[Element-and-box listings]
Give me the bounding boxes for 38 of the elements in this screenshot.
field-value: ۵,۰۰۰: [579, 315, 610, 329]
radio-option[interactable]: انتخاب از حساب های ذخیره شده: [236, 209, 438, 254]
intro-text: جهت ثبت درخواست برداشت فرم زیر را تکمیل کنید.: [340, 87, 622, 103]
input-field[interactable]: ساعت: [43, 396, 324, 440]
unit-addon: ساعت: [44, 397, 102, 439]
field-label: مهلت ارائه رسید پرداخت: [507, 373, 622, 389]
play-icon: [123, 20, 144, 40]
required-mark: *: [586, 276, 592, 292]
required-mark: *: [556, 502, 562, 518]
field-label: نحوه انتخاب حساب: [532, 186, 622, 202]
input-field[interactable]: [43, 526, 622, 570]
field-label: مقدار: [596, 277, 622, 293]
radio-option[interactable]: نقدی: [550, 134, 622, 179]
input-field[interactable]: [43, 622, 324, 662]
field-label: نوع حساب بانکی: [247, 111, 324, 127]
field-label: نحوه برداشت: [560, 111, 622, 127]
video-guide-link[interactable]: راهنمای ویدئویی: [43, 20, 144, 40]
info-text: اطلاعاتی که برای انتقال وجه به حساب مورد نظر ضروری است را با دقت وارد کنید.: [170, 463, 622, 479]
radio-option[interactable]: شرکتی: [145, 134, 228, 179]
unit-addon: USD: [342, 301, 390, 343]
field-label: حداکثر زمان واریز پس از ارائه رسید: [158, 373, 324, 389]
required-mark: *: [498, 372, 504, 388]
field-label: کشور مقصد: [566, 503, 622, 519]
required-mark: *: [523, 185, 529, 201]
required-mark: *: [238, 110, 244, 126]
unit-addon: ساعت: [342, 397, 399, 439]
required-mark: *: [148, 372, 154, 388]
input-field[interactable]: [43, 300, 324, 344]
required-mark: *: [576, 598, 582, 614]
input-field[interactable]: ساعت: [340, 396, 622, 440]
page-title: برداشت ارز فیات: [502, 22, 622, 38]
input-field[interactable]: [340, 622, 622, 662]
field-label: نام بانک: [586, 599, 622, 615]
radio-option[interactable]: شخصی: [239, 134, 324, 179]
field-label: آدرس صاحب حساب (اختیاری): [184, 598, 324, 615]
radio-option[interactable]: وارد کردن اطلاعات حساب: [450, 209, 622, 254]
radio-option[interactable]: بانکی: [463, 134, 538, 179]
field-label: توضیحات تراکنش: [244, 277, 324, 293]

- **Required task**
Rewrite the entries above, swapping every "field-label" for "form-label" and leaving the rest as it is.

- **Task response**
Give me the bounding boxes for 38 of the elements in this screenshot.
field-value: ۵,۰۰۰: [579, 315, 610, 329]
radio-option[interactable]: انتخاب از حساب های ذخیره شده: [236, 209, 438, 254]
intro-text: جهت ثبت درخواست برداشت فرم زیر را تکمیل کنید.: [340, 87, 622, 103]
input-field[interactable]: ساعت: [43, 396, 324, 440]
unit-addon: ساعت: [44, 397, 102, 439]
form-label: مهلت ارائه رسید پرداخت: [507, 373, 622, 389]
play-icon: [123, 20, 144, 40]
required-mark: *: [586, 276, 592, 292]
required-mark: *: [556, 502, 562, 518]
form-label: نحوه انتخاب حساب: [532, 186, 622, 202]
input-field[interactable]: [43, 526, 622, 570]
form-label: مقدار: [596, 277, 622, 293]
radio-option[interactable]: نقدی: [550, 134, 622, 179]
input-field[interactable]: [43, 622, 324, 662]
form-label: نوع حساب بانکی: [247, 111, 324, 127]
form-label: نحوه برداشت: [560, 111, 622, 127]
video-guide-link[interactable]: راهنمای ویدئویی: [43, 20, 144, 40]
info-text: اطلاعاتی که برای انتقال وجه به حساب مورد نظر ضروری است را با دقت وارد کنید.: [170, 463, 622, 479]
radio-option[interactable]: شرکتی: [145, 134, 228, 179]
unit-addon: USD: [342, 301, 390, 343]
form-label: حداکثر زمان واریز پس از ارائه رسید: [158, 373, 324, 389]
required-mark: *: [498, 372, 504, 388]
form-label: کشور مقصد: [566, 503, 622, 519]
required-mark: *: [523, 185, 529, 201]
required-mark: *: [238, 110, 244, 126]
unit-addon: ساعت: [342, 397, 399, 439]
required-mark: *: [148, 372, 154, 388]
input-field[interactable]: [43, 300, 324, 344]
required-mark: *: [576, 598, 582, 614]
input-field[interactable]: ساعت: [340, 396, 622, 440]
page-title: برداشت ارز فیات: [502, 22, 622, 38]
input-field[interactable]: [340, 622, 622, 662]
form-label: نام بانک: [586, 599, 622, 615]
radio-option[interactable]: شخصی: [239, 134, 324, 179]
form-label: آدرس صاحب حساب (اختیاری): [184, 598, 324, 615]
radio-option[interactable]: وارد کردن اطلاعات حساب: [450, 209, 622, 254]
radio-option[interactable]: بانکی: [463, 134, 538, 179]
form-label: توضیحات تراکنش: [244, 277, 324, 293]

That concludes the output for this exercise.